Start of PROVIDED RECORDS
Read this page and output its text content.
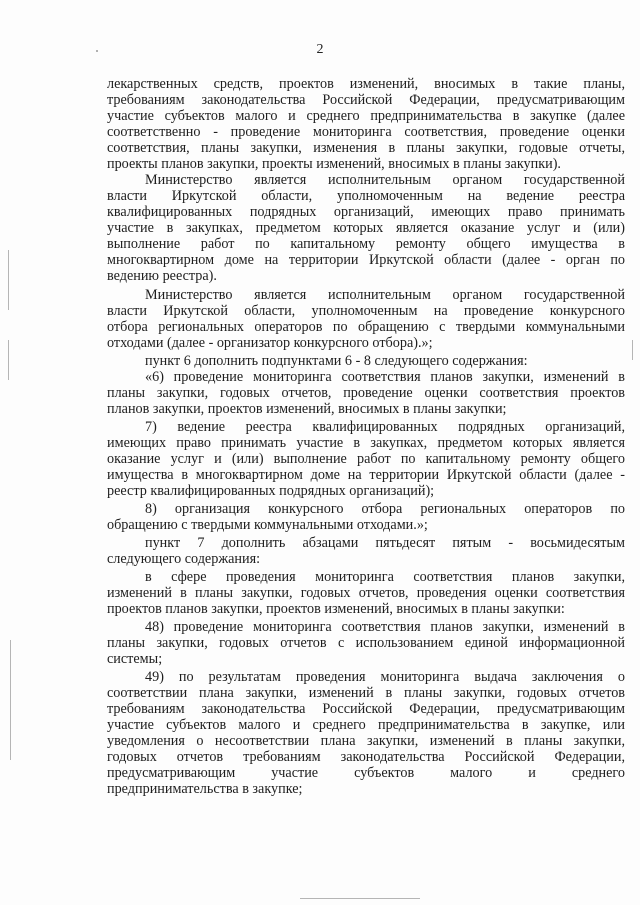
2
лекарственных средств, проектов изменений, вносимых в такие планы,
требованиям законодательства Российской Федерации, предусматривающим
участие субъектов малого и среднего предпринимательства в закупке (далее
соответственно - проведение мониторинга соответствия, проведение оценки
соответствия, планы закупки, изменения в планы закупки, годовые отчеты,
проекты планов закупки, проекты изменений, вносимых в планы закупки).
Министерство является исполнительным органом государственной
власти Иркутской области, уполномоченным на ведение реестра
квалифицированных подрядных организаций, имеющих право принимать
участие в закупках, предметом которых является оказание услуг и (или)
выполнение работ по капитальному ремонту общего имущества в
многоквартирном доме на территории Иркутской области (далее - орган по
ведению реестра).
Министерство является исполнительным органом государственной
власти Иркутской области, уполномоченным на проведение конкурсного
отбора региональных операторов по обращению с твердыми коммунальными
отходами (далее - организатор конкурсного отбора).»;
пункт 6 дополнить подпунктами 6 - 8 следующего содержания:
«6) проведение мониторинга соответствия планов закупки, изменений в
планы закупки, годовых отчетов, проведение оценки соответствия проектов
планов закупки, проектов изменений, вносимых в планы закупки;
7) ведение реестра квалифицированных подрядных организаций,
имеющих право принимать участие в закупках, предметом которых является
оказание услуг и (или) выполнение работ по капитальному ремонту общего
имущества в многоквартирном доме на территории Иркутской области (далее -
реестр квалифицированных подрядных организаций);
8) организация конкурсного отбора региональных операторов по
обращению с твердыми коммунальными отходами.»;
пункт 7 дополнить абзацами пятьдесят пятым - восьмидесятым
следующего содержания:
в сфере проведения мониторинга соответствия планов закупки,
изменений в планы закупки, годовых отчетов, проведения оценки соответствия
проектов планов закупки, проектов изменений, вносимых в планы закупки:
48) проведение мониторинга соответствия планов закупки, изменений в
планы закупки, годовых отчетов с использованием единой информационной
системы;
49) по результатам проведения мониторинга выдача заключения о
соответствии плана закупки, изменений в планы закупки, годовых отчетов
требованиям законодательства Российской Федерации, предусматривающим
участие субъектов малого и среднего предпринимательства в закупке, или
уведомления о несоответствии плана закупки, изменений в планы закупки,
годовых отчетов требованиям законодательства Российской Федерации,
предусматривающим участие субъектов малого и среднего
предпринимательства в закупке;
End of PROVIDED RECORDS
DIRECTIONS FOR THIS TASK => List the lines of the material in which the word "малого" occurs.

RESPONSE FOR THIS EXERCISE =>
участие субъектов малого и среднего предпринимательства в закупке (далее
участие субъектов малого и среднего предпринимательства в закупке, или
предусматривающим участие субъектов малого и среднего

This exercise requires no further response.